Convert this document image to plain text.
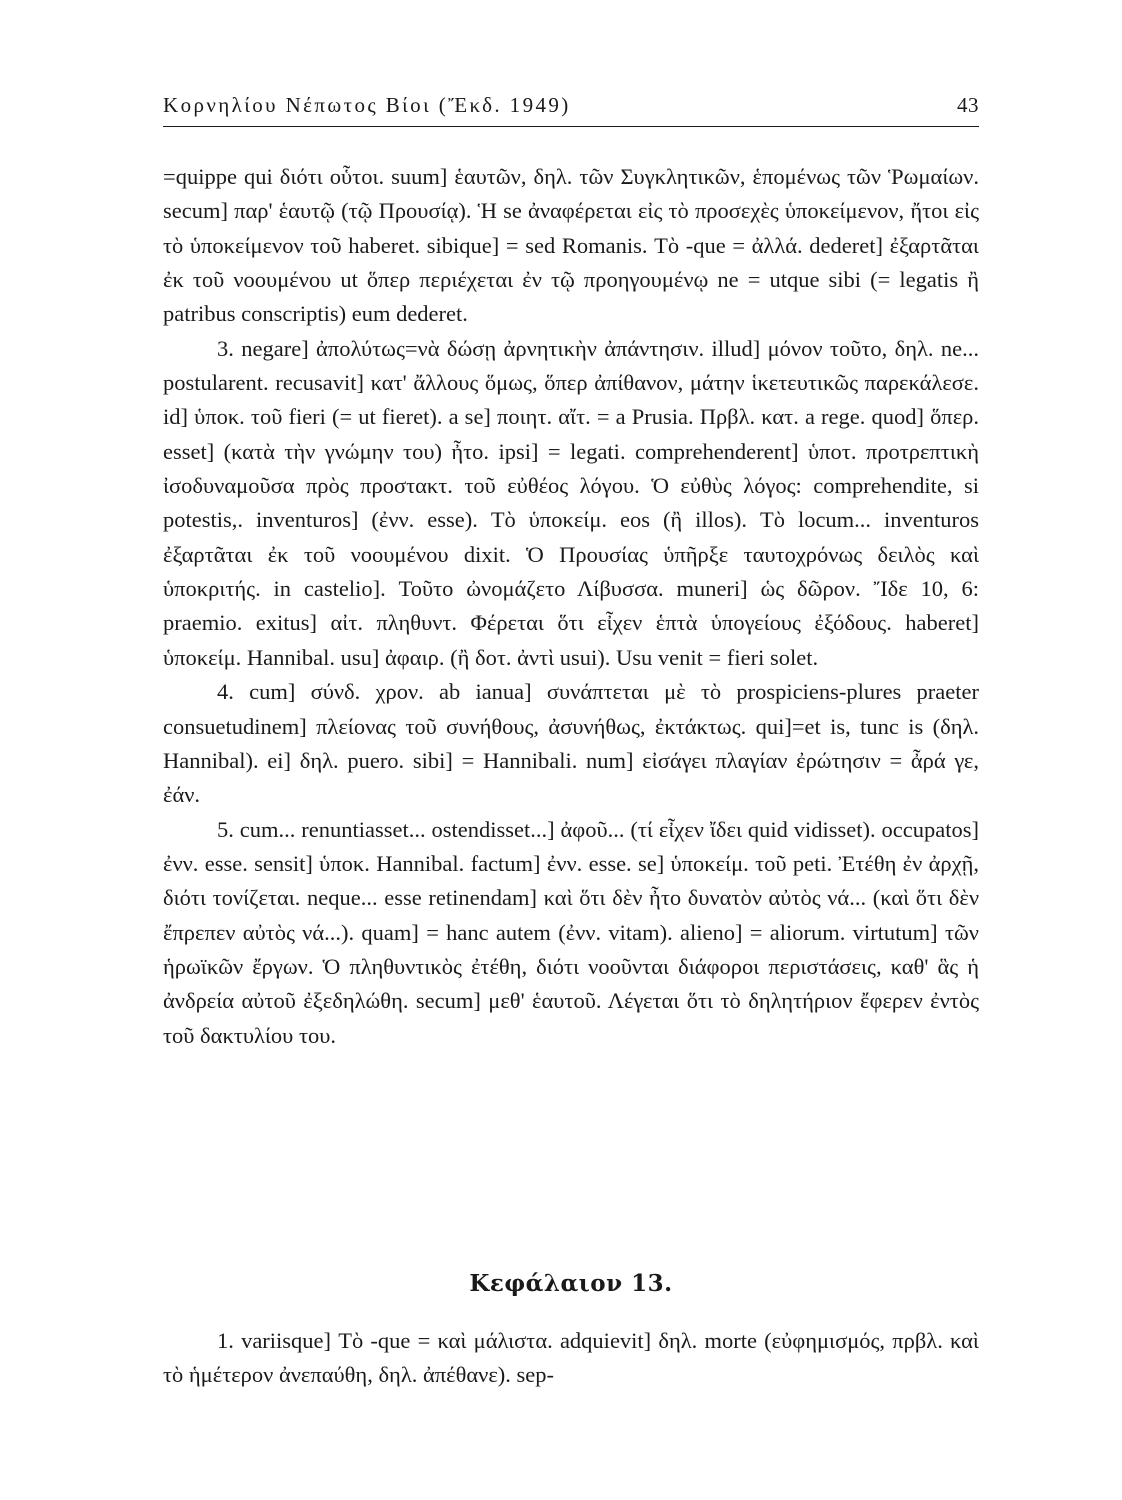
Κορνηλίου Νέπωτος Βίοι (Ἔκδ. 1949)	43

=quippe qui διότι οὗτοι. suum] ἑαυτῶν, δηλ. τῶν Συγκλητικῶν, ἑπομένως τῶν Ῥωμαίων. secum] παρ' ἑαυτῷ (τῷ Προυσίᾳ). Ἡ se ἀναφέρεται εἰς τὸ προσεχὲς ὑποκείμενον, ἤτοι εἰς τὸ ὑποκείμενον τοῦ haberet. sibique] = sed Romanis. Τὸ -que = ἀλλά. dederet] ἐξαρτᾶται ἐκ τοῦ νοουμένου ut ὅπερ περιέχεται ἐν τῷ προηγουμένῳ ne = utque sibi (= legatis ἢ patribus conscriptis) eum dederet.

3. negare] ἀπολύτως=νὰ δώσῃ ἀρνητικὴν ἀπάντησιν. illud] μόνον τοῦτο, δηλ. ne... postularent. recusavit] κατ' ἄλλους ὅμως, ὅπερ ἀπίθανον, μάτην ἱκετευτικῶς παρεκάλεσε. id] ὑποκ. τοῦ fieri (= ut fieret). a se] ποιητ. αἴτ. = a Prusia. Πρβλ. κατ. a rege. quod] ὅπερ. esset] (κατὰ τὴν γνώμην του) ἦτο. ipsi] = legati. comprehenderent] ὑποτ. προτρεπτικὴ ἰσοδυναμοῦσα πρὸς προστακτ. τοῦ εὐθέος λόγου. Ὁ εὐθὺς λόγος: comprehendite, si potestis,. inventuros] (ἐνν. esse). Τὸ ὑποκείμ. eos (ἢ illos). Τὸ locum... inventuros ἐξαρτᾶται ἐκ τοῦ νοουμένου dixit. Ὁ Προυσίας ὑπῆρξε ταυτοχρόνως δειλὸς καὶ ὑποκριτής. in castelio]. Τοῦτο ὠνομάζετο Λίβυσσα. muneri] ὡς δῶρον. Ἴδε 10, 6: praemio. exitus] αἰτ. πληθυντ. Φέρεται ὅτι εἶχεν ἑπτὰ ὑπογείους ἐξόδους. haberet] ὑποκείμ. Hannibal. usu] ἀφαιρ. (ἢ δοτ. ἀντὶ usui). Usu venit = fieri solet.

4. cum] σύνδ. χρον. ab ianua] συνάπτεται μὲ τὸ prospiciens-plures praeter consuetudinem] πλείονας τοῦ συνήθους, ἀσυνήθως, ἐκτάκτως. qui]=et is, tunc is (δηλ. Hannibal). ei] δηλ. puero. sibi] = Hannibali. num] εἰσάγει πλαγίαν ἐρώτησιν = ἆρά γε, ἐάν.

5. cum... renuntiasset... ostendisset...] ἀφοῦ... (τί εἶχεν ἴδει quid vidisset). occupatos] ἐνν. esse. sensit] ὑποκ. Hannibal. factum] ἐνν. esse. se] ὑποκείμ. τοῦ peti. Ἐτέθη ἐν ἀρχῇ, διότι τονίζεται. neque... esse retinendam] καὶ ὅτι δὲν ἦτο δυνατὸν αὐτὸς νά... (καὶ ὅτι δὲν ἔπρεπεν αὐτὸς νά...). quam] = hanc autem (ἐνν. vitam). alieno] = aliorum. virtutum] τῶν ἡρωϊκῶν ἔργων. Ὁ πληθυντικὸς ἐτέθη, διότι νοοῦνται διάφοροι περιστάσεις, καθ' ἃς ἡ ἀνδρεία αὐτοῦ ἐξεδηλώθη. secum] μεθ' ἑαυτοῦ. Λέγεται ὅτι τὸ δηλητήριον ἔφερεν ἐντὸς τοῦ δακτυλίου του.

Κεφάλαιον 13.

1. variisque] Τὸ -que = καὶ μάλιστα. adquievit] δηλ. morte (εὐφημισμός, πρβλ. καὶ τὸ ἡμέτερον ἀνεπαύθη, δηλ. ἀπέθανε). sep-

- [Short problem]: Omit the pictures and output all of the other material exactly.

- [Response to the task]:
Convert this document image to plain text.
Κορνηλίου Νέπωτος Βίοι (Ἔκδ. 1949)	43

=quippe qui διότι οὗτοι. suum] ἑαυτῶν, δηλ. τῶν Συγκλητικῶν, ἑπομένως τῶν Ῥωμαίων. secum] παρ' ἑαυτῷ (τῷ Προυσίᾳ). Ἡ se ἀναφέρεται εἰς τὸ προσεχὲς ὑποκείμενον, ἤτοι εἰς τὸ ὑποκείμενον τοῦ haberet. sibique] = sed Romanis. Τὸ -que = ἀλλά. dederet] ἐξαρτᾶται ἐκ τοῦ νοουμένου ut ὅπερ περιέχεται ἐν τῷ προηγουμένῳ ne = utque sibi (= legatis ἢ patribus conscriptis) eum dederet.

3. negare] ἀπολύτως=νὰ δώσῃ ἀρνητικὴν ἀπάντησιν. illud] μόνον τοῦτο, δηλ. ne... postularent. recusavit] κατ' ἄλλους ὅμως, ὅπερ ἀπίθανον, μάτην ἱκετευτικῶς παρεκάλεσε. id] ὑποκ. τοῦ fieri (= ut fieret). a se] ποιητ. αἴτ. = a Prusia. Πρβλ. κατ. a rege. quod] ὅπερ. esset] (κατὰ τὴν γνώμην του) ἦτο. ipsi] = legati. comprehenderent] ὑποτ. προτρεπτικὴ ἰσοδυναμοῦσα πρὸς προστακτ. τοῦ εὐθέος λόγου. Ὁ εὐθὺς λόγος: comprehendite, si potestis,. inventuros] (ἐνν. esse). Τὸ ὑποκείμ. eos (ἢ illos). Τὸ locum... inventuros ἐξαρτᾶται ἐκ τοῦ νοουμένου dixit. Ὁ Προυσίας ὑπῆρξε ταυτοχρόνως δειλὸς καὶ ὑποκριτής. in castelio]. Τοῦτο ὠνομάζετο Λίβυσσα. muneri] ὡς δῶρον. Ἴδε 10, 6: praemio. exitus] αἰτ. πληθυντ. Φέρεται ὅτι εἶχεν ἑπτὰ ὑπογείους ἐξόδους. haberet] ὑποκείμ. Hannibal. usu] ἀφαιρ. (ἢ δοτ. ἀντὶ usui). Usu venit = fieri solet.

4. cum] σύνδ. χρον. ab ianua] συνάπτεται μὲ τὸ prospiciens-plures praeter consuetudinem] πλείονας τοῦ συνήθους, ἀσυνήθως, ἐκτάκτως. qui]=et is, tunc is (δηλ. Hannibal). ei] δηλ. puero. sibi] = Hannibali. num] εἰσάγει πλαγίαν ἐρώτησιν = ἆρά γε, ἐάν.

5. cum... renuntiasset... ostendisset...] ἀφοῦ... (τί εἶχεν ἴδει quid vidisset). occupatos] ἐνν. esse. sensit] ὑποκ. Hannibal. factum] ἐνν. esse. se] ὑποκείμ. τοῦ peti. Ἐτέθη ἐν ἀρχῇ, διότι τονίζεται. neque... esse retinendam] καὶ ὅτι δὲν ἦτο δυνατὸν αὐτὸς νά... (καὶ ὅτι δὲν ἔπρεπεν αὐτὸς νά...). quam] = hanc autem (ἐνν. vitam). alieno] = aliorum. virtutum] τῶν ἡρωϊκῶν ἔργων. Ὁ πληθυντικὸς ἐτέθη, διότι νοοῦνται διάφοροι περιστάσεις, καθ' ἃς ἡ ἀνδρεία αὐτοῦ ἐξεδηλώθη. secum] μεθ' ἑαυτοῦ. Λέγεται ὅτι τὸ δηλητήριον ἔφερεν ἐντὸς τοῦ δακτυλίου του.

Κεφάλαιον 13.

1. variisque] Τὸ -que = καὶ μάλιστα. adquievit] δηλ. morte (εὐφημισμός, πρβλ. καὶ τὸ ἡμέτερον ἀνεπαύθη, δηλ. ἀπέθανε). sep-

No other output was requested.